Stored data entries

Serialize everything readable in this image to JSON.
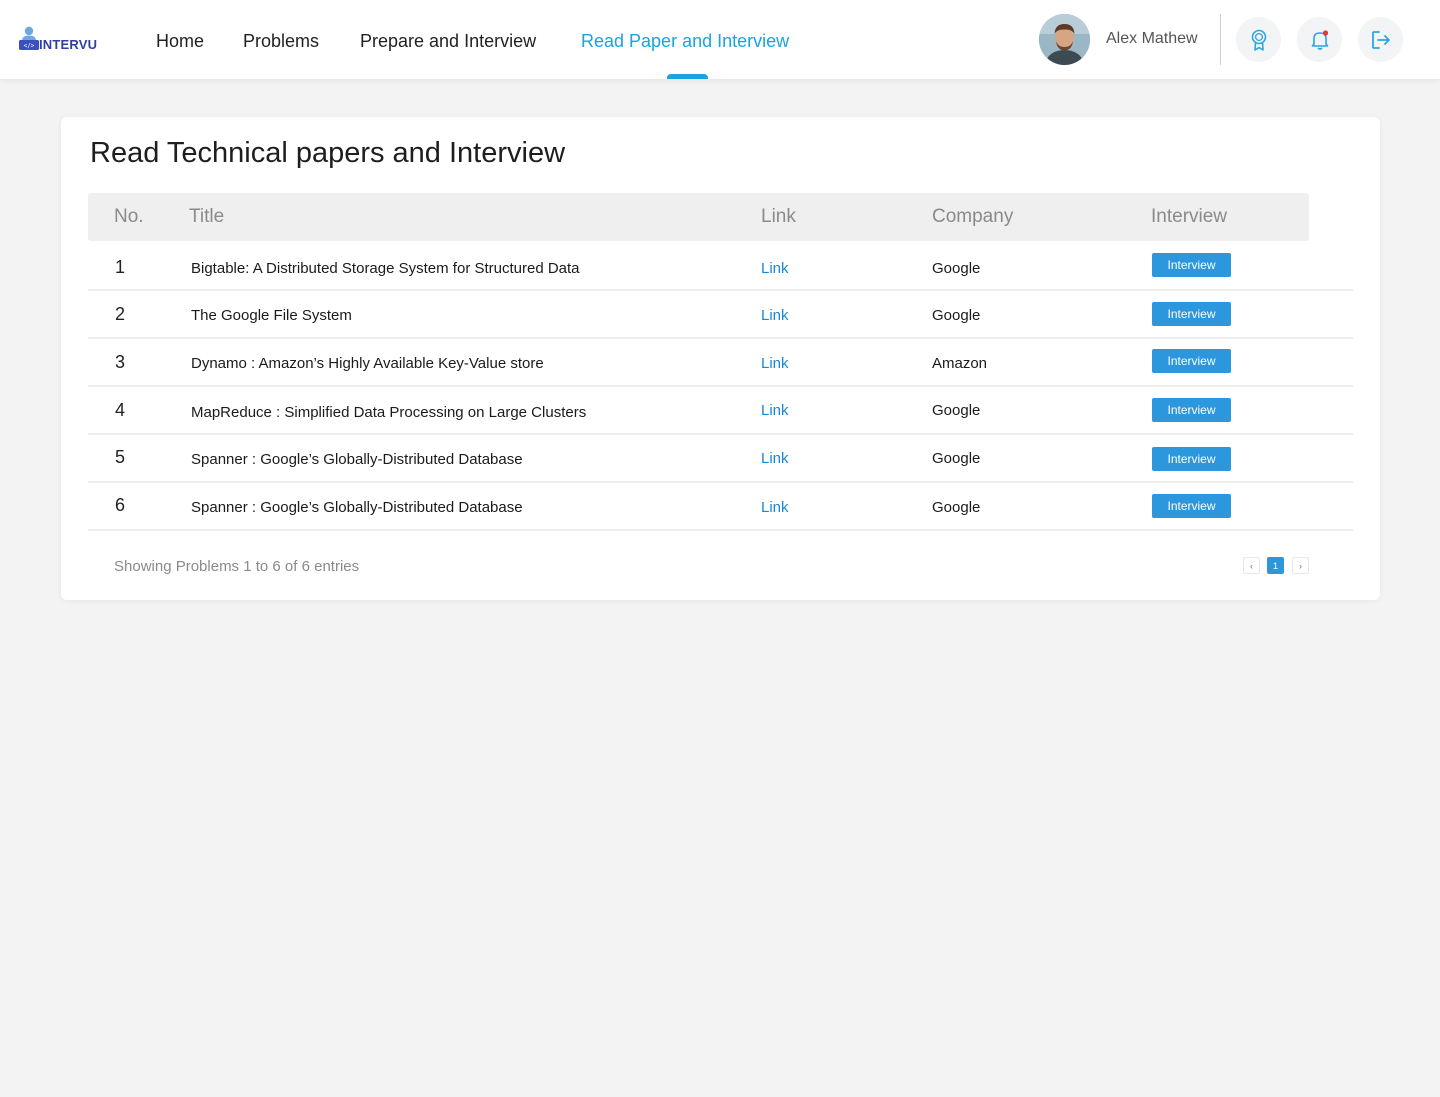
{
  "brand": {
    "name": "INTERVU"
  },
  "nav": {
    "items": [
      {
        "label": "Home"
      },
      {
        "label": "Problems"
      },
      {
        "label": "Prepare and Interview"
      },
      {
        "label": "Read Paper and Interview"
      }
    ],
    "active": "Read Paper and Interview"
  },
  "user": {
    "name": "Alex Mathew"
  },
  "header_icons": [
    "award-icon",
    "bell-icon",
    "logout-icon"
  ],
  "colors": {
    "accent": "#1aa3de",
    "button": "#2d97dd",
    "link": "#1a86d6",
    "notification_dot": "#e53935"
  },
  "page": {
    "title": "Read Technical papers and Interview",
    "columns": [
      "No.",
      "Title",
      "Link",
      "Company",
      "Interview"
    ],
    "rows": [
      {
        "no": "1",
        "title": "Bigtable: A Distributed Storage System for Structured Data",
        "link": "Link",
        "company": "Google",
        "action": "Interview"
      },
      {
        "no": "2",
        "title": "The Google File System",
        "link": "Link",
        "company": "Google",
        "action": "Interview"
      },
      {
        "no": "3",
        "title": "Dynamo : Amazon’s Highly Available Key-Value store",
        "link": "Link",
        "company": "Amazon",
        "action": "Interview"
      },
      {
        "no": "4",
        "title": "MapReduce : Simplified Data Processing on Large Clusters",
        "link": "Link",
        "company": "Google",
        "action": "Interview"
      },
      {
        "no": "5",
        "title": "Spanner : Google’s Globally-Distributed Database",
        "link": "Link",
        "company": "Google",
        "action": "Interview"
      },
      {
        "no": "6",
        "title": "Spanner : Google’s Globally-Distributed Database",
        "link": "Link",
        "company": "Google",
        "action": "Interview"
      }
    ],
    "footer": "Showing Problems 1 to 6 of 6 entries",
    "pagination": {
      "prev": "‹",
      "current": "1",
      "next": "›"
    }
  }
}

=== DIRECTIONS ===
Give all the lines above again, character for character, without pictures.

=== CORRECT ANSWER ===
Serialize everything readable in this image to JSON.
{
  "brand": {
    "name": "INTERVU"
  },
  "nav": {
    "items": [
      {
        "label": "Home"
      },
      {
        "label": "Problems"
      },
      {
        "label": "Prepare and Interview"
      },
      {
        "label": "Read Paper and Interview"
      }
    ],
    "active": "Read Paper and Interview"
  },
  "user": {
    "name": "Alex Mathew"
  },
  "header_icons": [
    "award-icon",
    "bell-icon",
    "logout-icon"
  ],
  "colors": {
    "accent": "#1aa3de",
    "button": "#2d97dd",
    "link": "#1a86d6",
    "notification_dot": "#e53935"
  },
  "page": {
    "title": "Read Technical papers and Interview",
    "columns": [
      "No.",
      "Title",
      "Link",
      "Company",
      "Interview"
    ],
    "rows": [
      {
        "no": "1",
        "title": "Bigtable: A Distributed Storage System for Structured Data",
        "link": "Link",
        "company": "Google",
        "action": "Interview"
      },
      {
        "no": "2",
        "title": "The Google File System",
        "link": "Link",
        "company": "Google",
        "action": "Interview"
      },
      {
        "no": "3",
        "title": "Dynamo : Amazon’s Highly Available Key-Value store",
        "link": "Link",
        "company": "Amazon",
        "action": "Interview"
      },
      {
        "no": "4",
        "title": "MapReduce : Simplified Data Processing on Large Clusters",
        "link": "Link",
        "company": "Google",
        "action": "Interview"
      },
      {
        "no": "5",
        "title": "Spanner : Google’s Globally-Distributed Database",
        "link": "Link",
        "company": "Google",
        "action": "Interview"
      },
      {
        "no": "6",
        "title": "Spanner : Google’s Globally-Distributed Database",
        "link": "Link",
        "company": "Google",
        "action": "Interview"
      }
    ],
    "footer": "Showing Problems 1 to 6 of 6 entries",
    "pagination": {
      "prev": "‹",
      "current": "1",
      "next": "›"
    }
  }
}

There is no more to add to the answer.